Instructions to follow -> Pull each line containing "color" out of the data and copy it.

Information shown ->
|---|

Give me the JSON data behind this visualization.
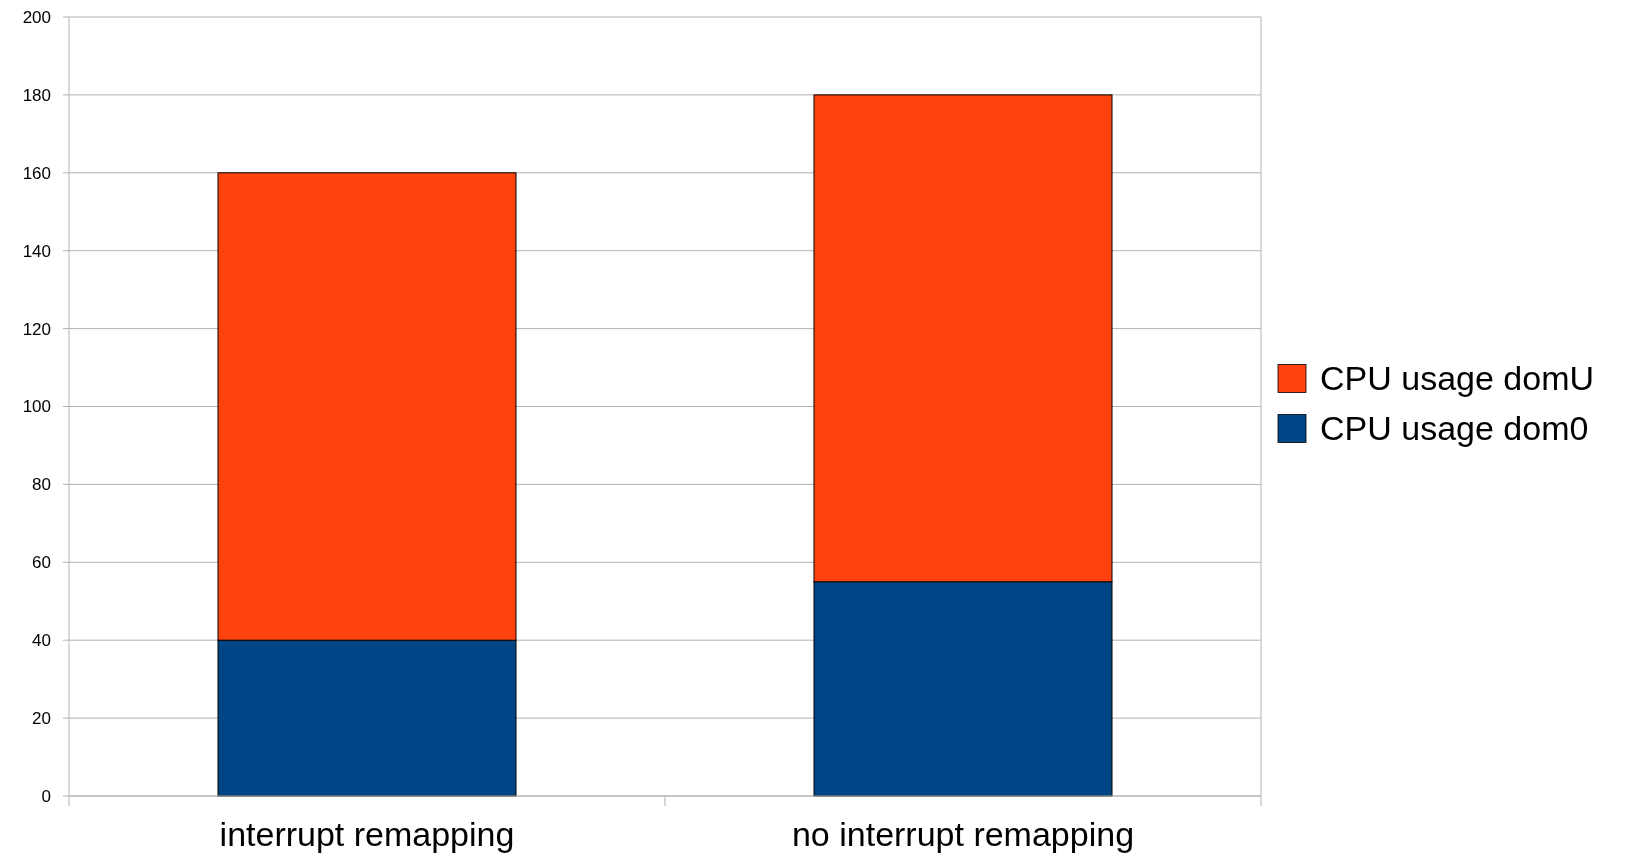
{
  "chart_data": {
    "type": "bar",
    "stacked": true,
    "categories": [
      "interrupt remapping",
      "no interrupt remapping"
    ],
    "series": [
      {
        "name": "CPU usage dom0",
        "color": "#004586",
        "values": [
          40,
          55
        ]
      },
      {
        "name": "CPU usage domU",
        "color": "#ff420e",
        "values": [
          120,
          125
        ]
      }
    ],
    "ylim": [
      0,
      200
    ],
    "yticks": [
      0,
      20,
      40,
      60,
      80,
      100,
      120,
      140,
      160,
      180,
      200
    ],
    "grid": "y",
    "legend": "right"
  }
}
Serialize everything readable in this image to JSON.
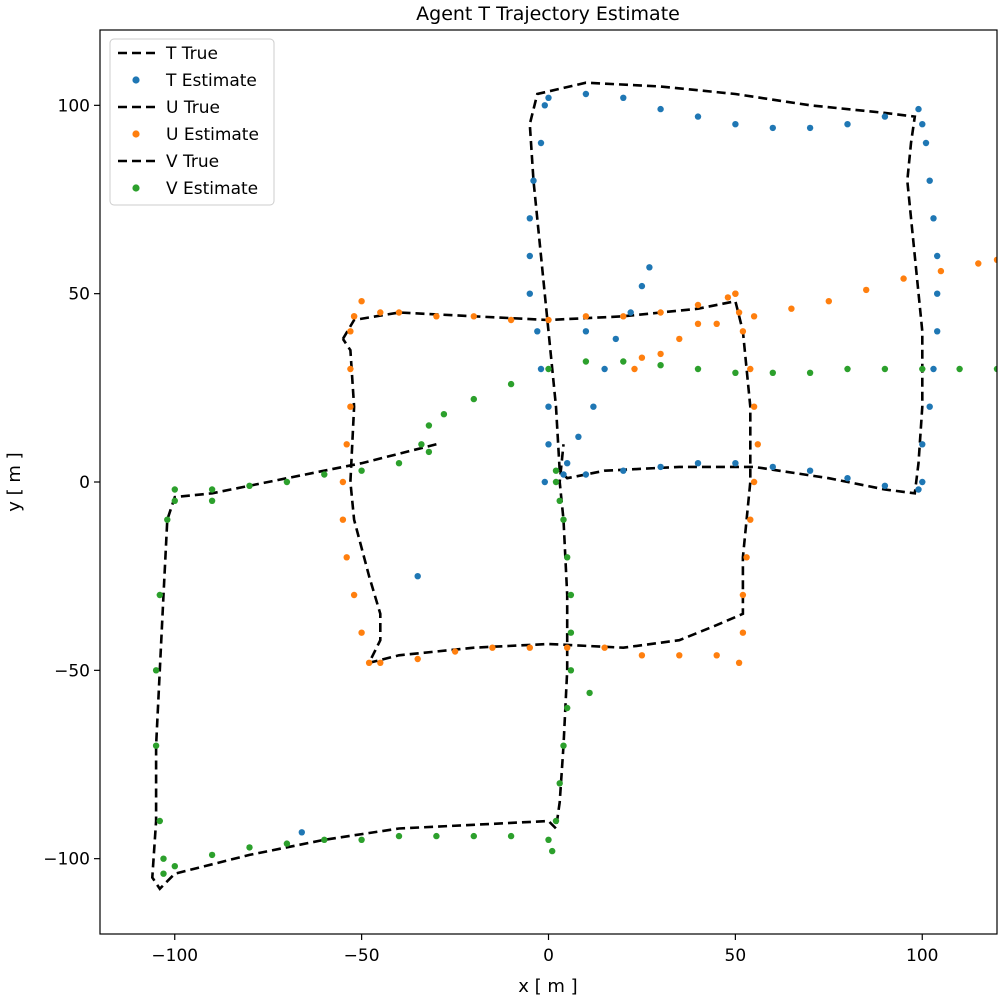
{
  "chart_data": {
    "type": "scatter",
    "title": "Agent T Trajectory Estimate",
    "xlabel": "x [ m ]",
    "ylabel": "y [ m ]",
    "xlim": [
      -120,
      120
    ],
    "ylim": [
      -120,
      120
    ],
    "xticks": [
      -100,
      -50,
      0,
      50,
      100
    ],
    "yticks": [
      -100,
      -50,
      0,
      50,
      100
    ],
    "grid": false,
    "legend_position": "top-left",
    "series": [
      {
        "name": "T True",
        "kind": "line",
        "color": "#000000",
        "points": [
          [
            3,
            3
          ],
          [
            2,
            20
          ],
          [
            0,
            40
          ],
          [
            -2,
            60
          ],
          [
            -4,
            80
          ],
          [
            -5,
            95
          ],
          [
            -3,
            103
          ],
          [
            10,
            106
          ],
          [
            30,
            105
          ],
          [
            50,
            103
          ],
          [
            70,
            100
          ],
          [
            90,
            98
          ],
          [
            98,
            97
          ],
          [
            97,
            90
          ],
          [
            96,
            80
          ],
          [
            98,
            60
          ],
          [
            100,
            40
          ],
          [
            100,
            20
          ],
          [
            99,
            5
          ],
          [
            98,
            -3
          ],
          [
            90,
            -2
          ],
          [
            75,
            1
          ],
          [
            55,
            4
          ],
          [
            35,
            4
          ],
          [
            15,
            3
          ],
          [
            5,
            1
          ],
          [
            3,
            3
          ]
        ]
      },
      {
        "name": "T Estimate",
        "kind": "dots",
        "color": "#1f77b4",
        "points": [
          [
            -1,
            0
          ],
          [
            0,
            10
          ],
          [
            0,
            20
          ],
          [
            -2,
            30
          ],
          [
            -3,
            40
          ],
          [
            -5,
            50
          ],
          [
            -5,
            60
          ],
          [
            -5,
            70
          ],
          [
            -4,
            80
          ],
          [
            -2,
            90
          ],
          [
            -1,
            100
          ],
          [
            0,
            102
          ],
          [
            10,
            103
          ],
          [
            20,
            102
          ],
          [
            30,
            99
          ],
          [
            40,
            97
          ],
          [
            50,
            95
          ],
          [
            60,
            94
          ],
          [
            70,
            94
          ],
          [
            80,
            95
          ],
          [
            90,
            97
          ],
          [
            99,
            99
          ],
          [
            100,
            95
          ],
          [
            101,
            90
          ],
          [
            102,
            80
          ],
          [
            103,
            70
          ],
          [
            104,
            60
          ],
          [
            104,
            50
          ],
          [
            104,
            40
          ],
          [
            103,
            30
          ],
          [
            102,
            20
          ],
          [
            100,
            10
          ],
          [
            100,
            0
          ],
          [
            99,
            -2
          ],
          [
            90,
            -1
          ],
          [
            80,
            1
          ],
          [
            70,
            3
          ],
          [
            60,
            4
          ],
          [
            50,
            5
          ],
          [
            40,
            5
          ],
          [
            30,
            4
          ],
          [
            20,
            3
          ],
          [
            10,
            2
          ],
          [
            4,
            2
          ],
          [
            5,
            5
          ],
          [
            8,
            12
          ],
          [
            12,
            20
          ],
          [
            15,
            30
          ],
          [
            18,
            38
          ],
          [
            22,
            45
          ],
          [
            25,
            52
          ],
          [
            27,
            57
          ],
          [
            10,
            40
          ],
          [
            -35,
            -25
          ],
          [
            -66,
            -93
          ]
        ]
      },
      {
        "name": "U True",
        "kind": "line",
        "color": "#000000",
        "points": [
          [
            -55,
            38
          ],
          [
            -52,
            43
          ],
          [
            -40,
            45
          ],
          [
            -20,
            44
          ],
          [
            0,
            43
          ],
          [
            20,
            44
          ],
          [
            40,
            46
          ],
          [
            50,
            48
          ],
          [
            52,
            40
          ],
          [
            54,
            20
          ],
          [
            54,
            0
          ],
          [
            52,
            -20
          ],
          [
            52,
            -35
          ],
          [
            45,
            -38
          ],
          [
            35,
            -42
          ],
          [
            20,
            -44
          ],
          [
            0,
            -43
          ],
          [
            -20,
            -44
          ],
          [
            -40,
            -46
          ],
          [
            -48,
            -48
          ],
          [
            -45,
            -42
          ],
          [
            -45,
            -35
          ],
          [
            -48,
            -25
          ],
          [
            -52,
            -10
          ],
          [
            -53,
            0
          ],
          [
            -52,
            20
          ],
          [
            -53,
            35
          ],
          [
            -55,
            38
          ]
        ]
      },
      {
        "name": "U Estimate",
        "kind": "dots",
        "color": "#ff7f0e",
        "points": [
          [
            -52,
            44
          ],
          [
            -50,
            48
          ],
          [
            -45,
            45
          ],
          [
            -40,
            45
          ],
          [
            -30,
            44
          ],
          [
            -20,
            44
          ],
          [
            -10,
            43
          ],
          [
            0,
            43
          ],
          [
            10,
            44
          ],
          [
            20,
            44
          ],
          [
            30,
            45
          ],
          [
            40,
            47
          ],
          [
            48,
            49
          ],
          [
            50,
            50
          ],
          [
            51,
            45
          ],
          [
            52,
            40
          ],
          [
            54,
            30
          ],
          [
            55,
            20
          ],
          [
            56,
            10
          ],
          [
            55,
            0
          ],
          [
            54,
            -10
          ],
          [
            53,
            -20
          ],
          [
            52,
            -30
          ],
          [
            52,
            -40
          ],
          [
            51,
            -48
          ],
          [
            45,
            -46
          ],
          [
            35,
            -46
          ],
          [
            25,
            -46
          ],
          [
            15,
            -44
          ],
          [
            5,
            -44
          ],
          [
            -5,
            -44
          ],
          [
            -15,
            -44
          ],
          [
            -25,
            -45
          ],
          [
            -35,
            -47
          ],
          [
            -45,
            -48
          ],
          [
            -48,
            -48
          ],
          [
            -50,
            -40
          ],
          [
            -52,
            -30
          ],
          [
            -54,
            -20
          ],
          [
            -55,
            -10
          ],
          [
            -55,
            0
          ],
          [
            -54,
            10
          ],
          [
            -53,
            20
          ],
          [
            -53,
            30
          ],
          [
            -53,
            40
          ],
          [
            -52,
            44
          ],
          [
            50,
            50
          ],
          [
            40,
            42
          ],
          [
            30,
            34
          ],
          [
            23,
            30
          ],
          [
            25,
            33
          ],
          [
            35,
            38
          ],
          [
            45,
            42
          ],
          [
            55,
            44
          ],
          [
            65,
            46
          ],
          [
            75,
            48
          ],
          [
            85,
            51
          ],
          [
            95,
            54
          ],
          [
            105,
            56
          ],
          [
            115,
            58
          ],
          [
            120,
            59
          ]
        ]
      },
      {
        "name": "V True",
        "kind": "line",
        "color": "#000000",
        "points": [
          [
            -30,
            10
          ],
          [
            -50,
            5
          ],
          [
            -70,
            1
          ],
          [
            -90,
            -3
          ],
          [
            -100,
            -4
          ],
          [
            -102,
            -10
          ],
          [
            -103,
            -30
          ],
          [
            -104,
            -50
          ],
          [
            -105,
            -70
          ],
          [
            -105,
            -90
          ],
          [
            -106,
            -105
          ],
          [
            -104,
            -108
          ],
          [
            -100,
            -104
          ],
          [
            -80,
            -99
          ],
          [
            -60,
            -95
          ],
          [
            -40,
            -92
          ],
          [
            -20,
            -91
          ],
          [
            0,
            -90
          ],
          [
            2,
            -92
          ],
          [
            3,
            -85
          ],
          [
            4,
            -70
          ],
          [
            5,
            -50
          ],
          [
            5,
            -30
          ],
          [
            4,
            -10
          ],
          [
            3,
            0
          ],
          [
            4,
            10
          ]
        ]
      },
      {
        "name": "V Estimate",
        "kind": "dots",
        "color": "#2ca02c",
        "points": [
          [
            -32,
            8
          ],
          [
            -34,
            10
          ],
          [
            -32,
            15
          ],
          [
            -28,
            18
          ],
          [
            -20,
            22
          ],
          [
            -10,
            26
          ],
          [
            0,
            30
          ],
          [
            10,
            32
          ],
          [
            20,
            32
          ],
          [
            30,
            31
          ],
          [
            40,
            30
          ],
          [
            50,
            29
          ],
          [
            60,
            29
          ],
          [
            70,
            29
          ],
          [
            80,
            30
          ],
          [
            90,
            30
          ],
          [
            100,
            30
          ],
          [
            110,
            30
          ],
          [
            120,
            30
          ],
          [
            -40,
            5
          ],
          [
            -50,
            3
          ],
          [
            -60,
            2
          ],
          [
            -70,
            0
          ],
          [
            -80,
            -1
          ],
          [
            -90,
            -2
          ],
          [
            -100,
            -2
          ],
          [
            -100,
            -5
          ],
          [
            -102,
            -10
          ],
          [
            -104,
            -30
          ],
          [
            -105,
            -50
          ],
          [
            -105,
            -70
          ],
          [
            -104,
            -90
          ],
          [
            -103,
            -100
          ],
          [
            -103,
            -104
          ],
          [
            -100,
            -102
          ],
          [
            -90,
            -99
          ],
          [
            -80,
            -97
          ],
          [
            -70,
            -96
          ],
          [
            -60,
            -95
          ],
          [
            -50,
            -95
          ],
          [
            -40,
            -94
          ],
          [
            -30,
            -94
          ],
          [
            -20,
            -94
          ],
          [
            -10,
            -94
          ],
          [
            0,
            -95
          ],
          [
            1,
            -98
          ],
          [
            2,
            -90
          ],
          [
            3,
            -80
          ],
          [
            4,
            -70
          ],
          [
            5,
            -60
          ],
          [
            6,
            -50
          ],
          [
            6,
            -40
          ],
          [
            6,
            -30
          ],
          [
            5,
            -20
          ],
          [
            4,
            -10
          ],
          [
            3,
            -5
          ],
          [
            2,
            0
          ],
          [
            2,
            3
          ],
          [
            -90,
            -5
          ],
          [
            11,
            -56
          ]
        ]
      }
    ]
  }
}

|---|

Response to the exercise ->
        "color": "#004586",
        "color": "#ff420e",
        "color": "#000000",
        "color": "#1f77b4",
        "color": "#000000",
        "color": "#ff7f0e",
        "color": "#000000",
        "color": "#2ca02c",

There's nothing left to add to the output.